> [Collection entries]
————————
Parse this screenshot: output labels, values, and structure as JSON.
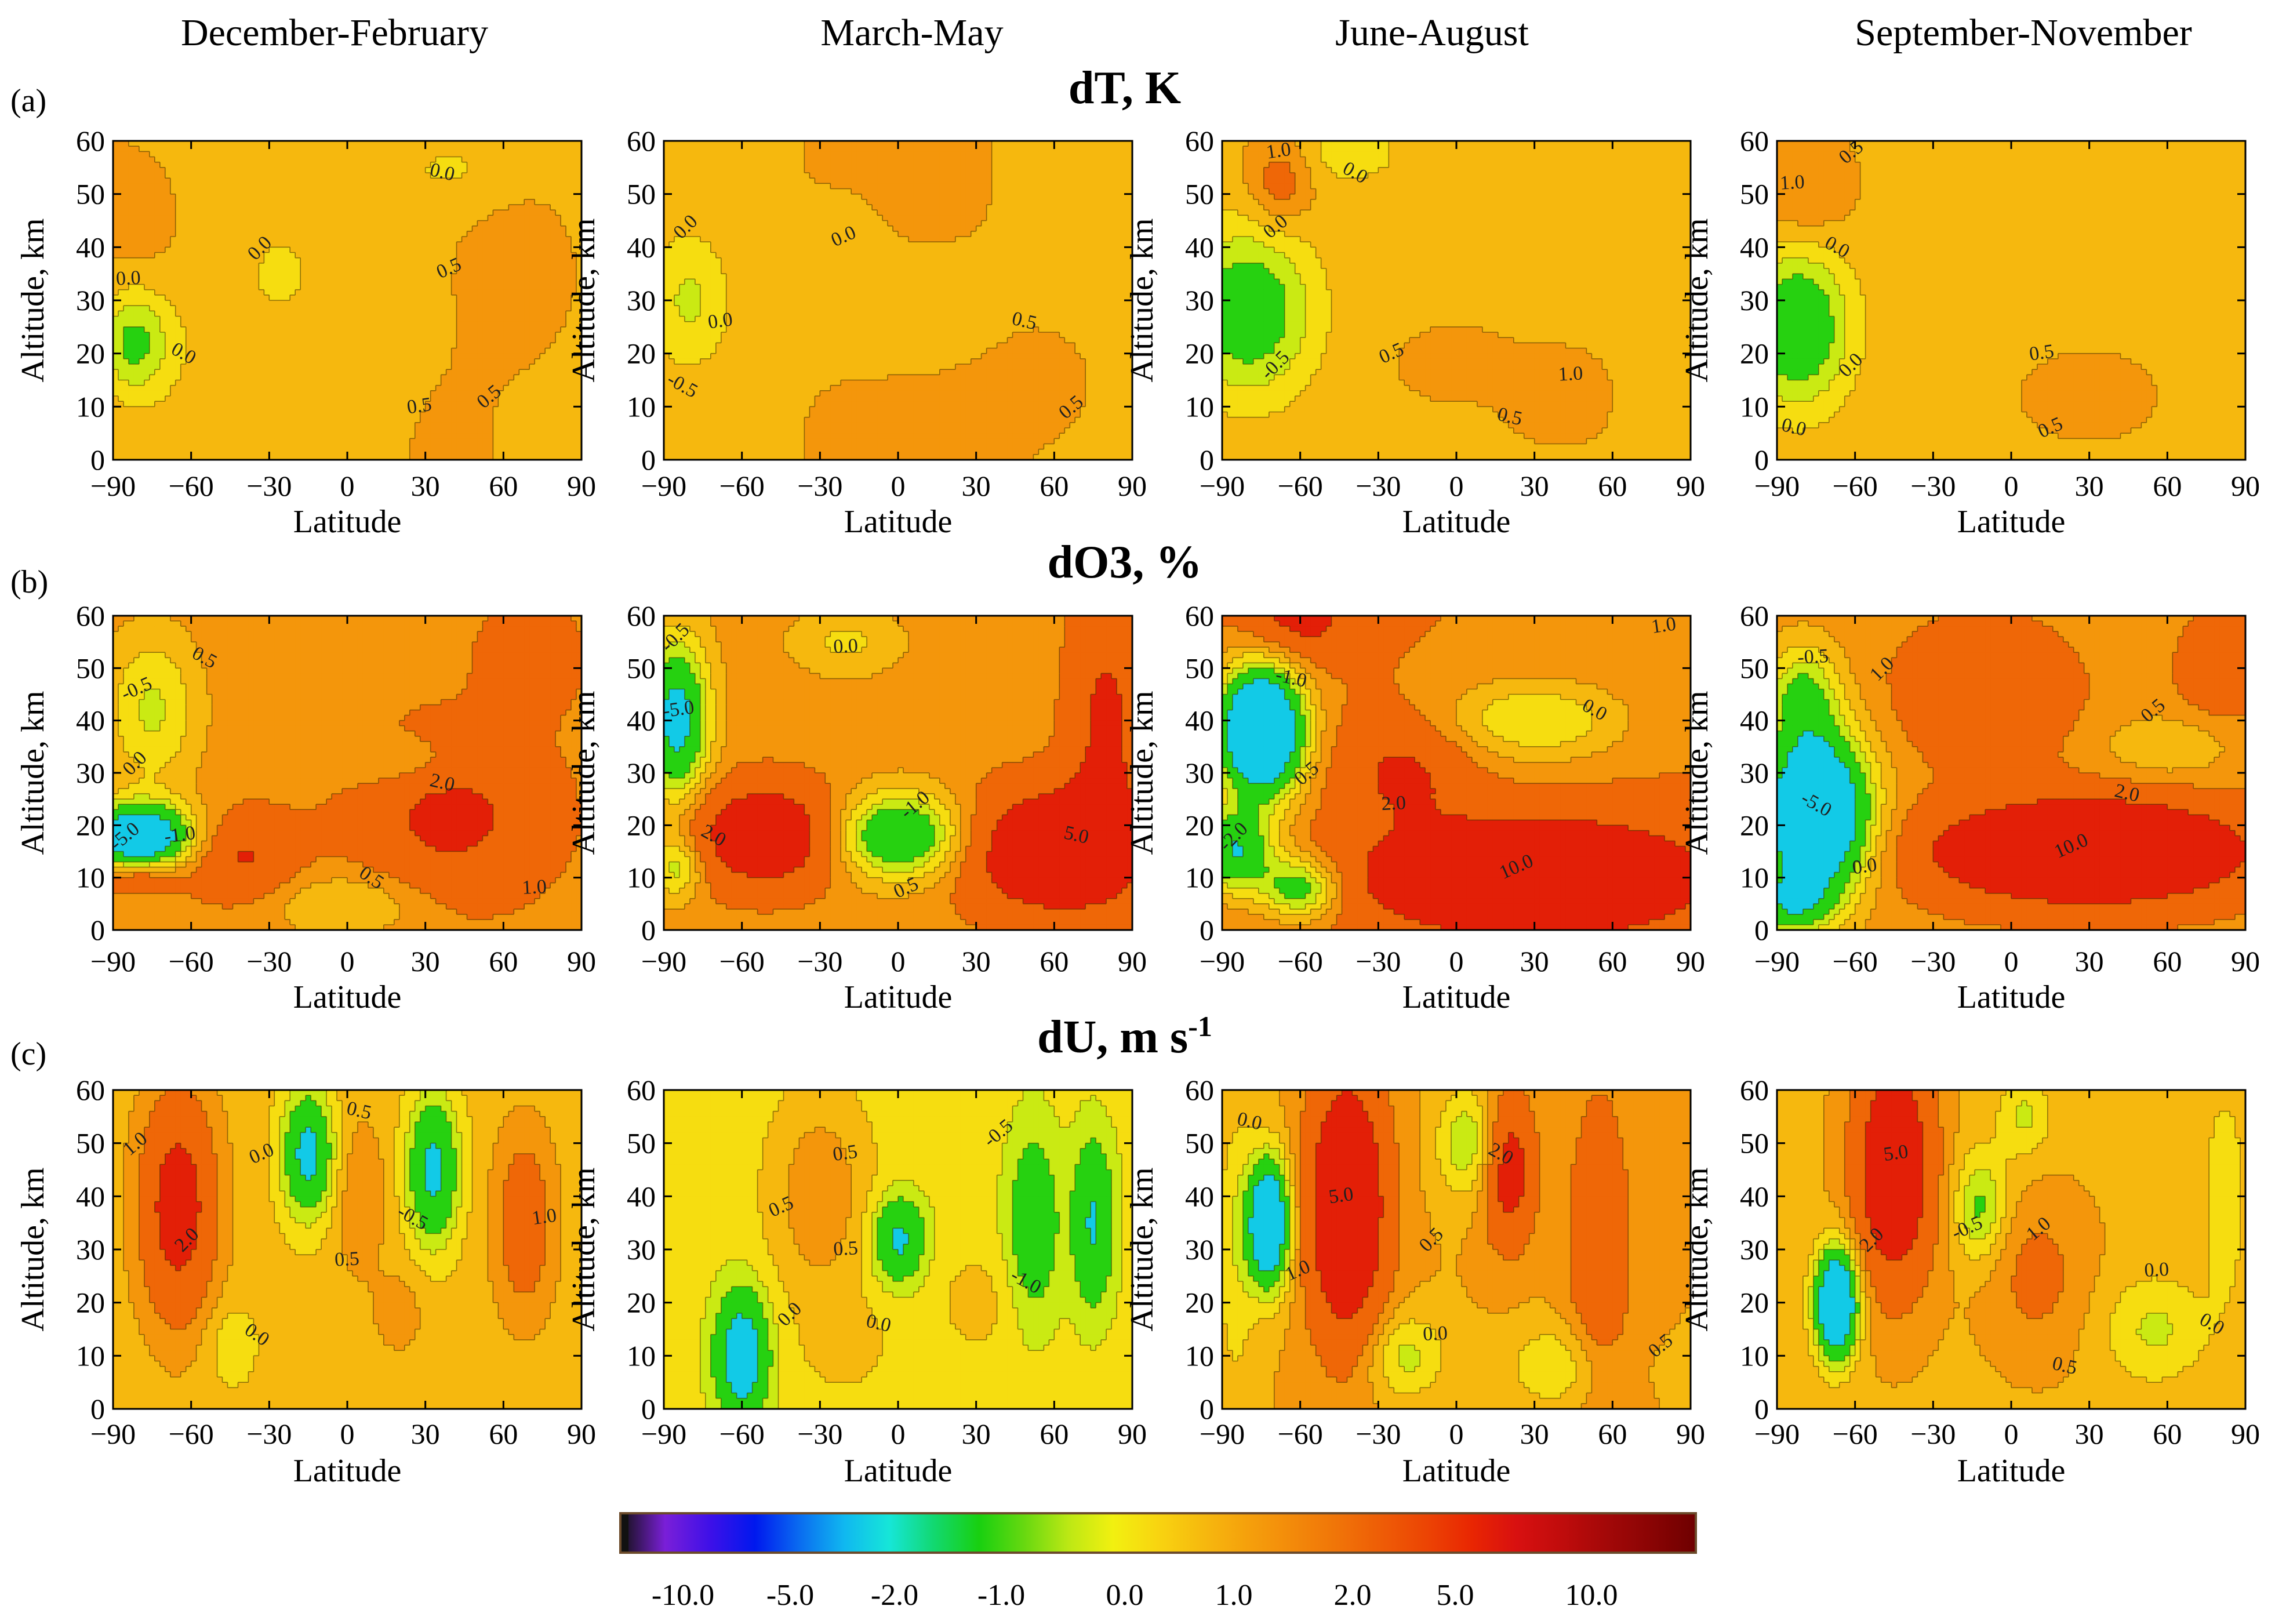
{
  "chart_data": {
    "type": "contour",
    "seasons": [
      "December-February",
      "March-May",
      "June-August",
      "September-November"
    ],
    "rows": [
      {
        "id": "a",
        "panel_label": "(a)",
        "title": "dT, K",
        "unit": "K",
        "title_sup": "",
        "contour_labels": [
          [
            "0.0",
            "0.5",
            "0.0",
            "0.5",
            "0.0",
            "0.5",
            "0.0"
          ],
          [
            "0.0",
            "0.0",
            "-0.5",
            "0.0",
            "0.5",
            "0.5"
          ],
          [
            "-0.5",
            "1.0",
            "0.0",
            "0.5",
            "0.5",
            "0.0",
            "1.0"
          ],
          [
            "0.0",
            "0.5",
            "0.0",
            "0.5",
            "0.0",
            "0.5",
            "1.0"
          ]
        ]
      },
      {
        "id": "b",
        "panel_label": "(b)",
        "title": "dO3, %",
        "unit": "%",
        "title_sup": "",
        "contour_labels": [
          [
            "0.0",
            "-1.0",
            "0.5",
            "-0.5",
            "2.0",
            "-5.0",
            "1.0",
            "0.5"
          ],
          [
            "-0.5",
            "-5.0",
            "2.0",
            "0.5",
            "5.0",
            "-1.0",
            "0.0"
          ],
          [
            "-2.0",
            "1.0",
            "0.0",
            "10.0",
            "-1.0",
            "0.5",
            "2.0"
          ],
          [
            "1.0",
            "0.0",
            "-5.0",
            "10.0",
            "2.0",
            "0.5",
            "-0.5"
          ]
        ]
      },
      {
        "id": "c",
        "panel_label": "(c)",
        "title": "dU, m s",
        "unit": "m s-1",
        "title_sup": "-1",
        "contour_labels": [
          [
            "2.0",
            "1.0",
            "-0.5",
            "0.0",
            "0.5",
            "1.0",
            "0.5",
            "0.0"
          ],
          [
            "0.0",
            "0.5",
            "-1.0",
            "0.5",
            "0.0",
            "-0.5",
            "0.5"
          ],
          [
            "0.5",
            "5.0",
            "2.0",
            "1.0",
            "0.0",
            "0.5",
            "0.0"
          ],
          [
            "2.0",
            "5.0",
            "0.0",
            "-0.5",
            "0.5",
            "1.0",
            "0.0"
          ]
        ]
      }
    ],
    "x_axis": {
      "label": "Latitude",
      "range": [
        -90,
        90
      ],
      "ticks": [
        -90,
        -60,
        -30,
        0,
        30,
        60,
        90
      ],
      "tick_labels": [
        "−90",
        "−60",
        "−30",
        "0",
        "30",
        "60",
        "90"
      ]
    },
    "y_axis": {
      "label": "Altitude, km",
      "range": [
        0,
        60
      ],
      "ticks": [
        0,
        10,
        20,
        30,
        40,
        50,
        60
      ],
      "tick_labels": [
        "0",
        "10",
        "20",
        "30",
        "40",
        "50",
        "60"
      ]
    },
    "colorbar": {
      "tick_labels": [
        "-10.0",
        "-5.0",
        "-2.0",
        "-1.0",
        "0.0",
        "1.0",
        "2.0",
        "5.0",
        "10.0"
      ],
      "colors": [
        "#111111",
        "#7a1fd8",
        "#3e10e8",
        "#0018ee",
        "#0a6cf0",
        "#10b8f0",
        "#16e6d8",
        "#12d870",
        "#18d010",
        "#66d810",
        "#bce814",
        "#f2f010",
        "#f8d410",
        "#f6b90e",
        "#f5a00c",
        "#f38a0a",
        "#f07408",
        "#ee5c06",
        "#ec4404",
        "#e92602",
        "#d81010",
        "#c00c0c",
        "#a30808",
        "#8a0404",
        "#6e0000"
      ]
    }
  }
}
————————
Make an exact copy of the data, leaving its pictures out.

Parse this screenshot: output labels, values, and structure as JSON.
{
  "chart_data": {
    "type": "contour",
    "seasons": [
      "December-February",
      "March-May",
      "June-August",
      "September-November"
    ],
    "rows": [
      {
        "id": "a",
        "panel_label": "(a)",
        "title": "dT, K",
        "unit": "K",
        "title_sup": "",
        "contour_labels": [
          [
            "0.0",
            "0.5",
            "0.0",
            "0.5",
            "0.0",
            "0.5",
            "0.0"
          ],
          [
            "0.0",
            "0.0",
            "-0.5",
            "0.0",
            "0.5",
            "0.5"
          ],
          [
            "-0.5",
            "1.0",
            "0.0",
            "0.5",
            "0.5",
            "0.0",
            "1.0"
          ],
          [
            "0.0",
            "0.5",
            "0.0",
            "0.5",
            "0.0",
            "0.5",
            "1.0"
          ]
        ]
      },
      {
        "id": "b",
        "panel_label": "(b)",
        "title": "dO3, %",
        "unit": "%",
        "title_sup": "",
        "contour_labels": [
          [
            "0.0",
            "-1.0",
            "0.5",
            "-0.5",
            "2.0",
            "-5.0",
            "1.0",
            "0.5"
          ],
          [
            "-0.5",
            "-5.0",
            "2.0",
            "0.5",
            "5.0",
            "-1.0",
            "0.0"
          ],
          [
            "-2.0",
            "1.0",
            "0.0",
            "10.0",
            "-1.0",
            "0.5",
            "2.0"
          ],
          [
            "1.0",
            "0.0",
            "-5.0",
            "10.0",
            "2.0",
            "0.5",
            "-0.5"
          ]
        ]
      },
      {
        "id": "c",
        "panel_label": "(c)",
        "title": "dU, m s",
        "unit": "m s-1",
        "title_sup": "-1",
        "contour_labels": [
          [
            "2.0",
            "1.0",
            "-0.5",
            "0.0",
            "0.5",
            "1.0",
            "0.5",
            "0.0"
          ],
          [
            "0.0",
            "0.5",
            "-1.0",
            "0.5",
            "0.0",
            "-0.5",
            "0.5"
          ],
          [
            "0.5",
            "5.0",
            "2.0",
            "1.0",
            "0.0",
            "0.5",
            "0.0"
          ],
          [
            "2.0",
            "5.0",
            "0.0",
            "-0.5",
            "0.5",
            "1.0",
            "0.0"
          ]
        ]
      }
    ],
    "x_axis": {
      "label": "Latitude",
      "range": [
        -90,
        90
      ],
      "ticks": [
        -90,
        -60,
        -30,
        0,
        30,
        60,
        90
      ],
      "tick_labels": [
        "−90",
        "−60",
        "−30",
        "0",
        "30",
        "60",
        "90"
      ]
    },
    "y_axis": {
      "label": "Altitude, km",
      "range": [
        0,
        60
      ],
      "ticks": [
        0,
        10,
        20,
        30,
        40,
        50,
        60
      ],
      "tick_labels": [
        "0",
        "10",
        "20",
        "30",
        "40",
        "50",
        "60"
      ]
    },
    "colorbar": {
      "tick_labels": [
        "-10.0",
        "-5.0",
        "-2.0",
        "-1.0",
        "0.0",
        "1.0",
        "2.0",
        "5.0",
        "10.0"
      ],
      "colors": [
        "#111111",
        "#7a1fd8",
        "#3e10e8",
        "#0018ee",
        "#0a6cf0",
        "#10b8f0",
        "#16e6d8",
        "#12d870",
        "#18d010",
        "#66d810",
        "#bce814",
        "#f2f010",
        "#f8d410",
        "#f6b90e",
        "#f5a00c",
        "#f38a0a",
        "#f07408",
        "#ee5c06",
        "#ec4404",
        "#e92602",
        "#d81010",
        "#c00c0c",
        "#a30808",
        "#8a0404",
        "#6e0000"
      ]
    }
  }
}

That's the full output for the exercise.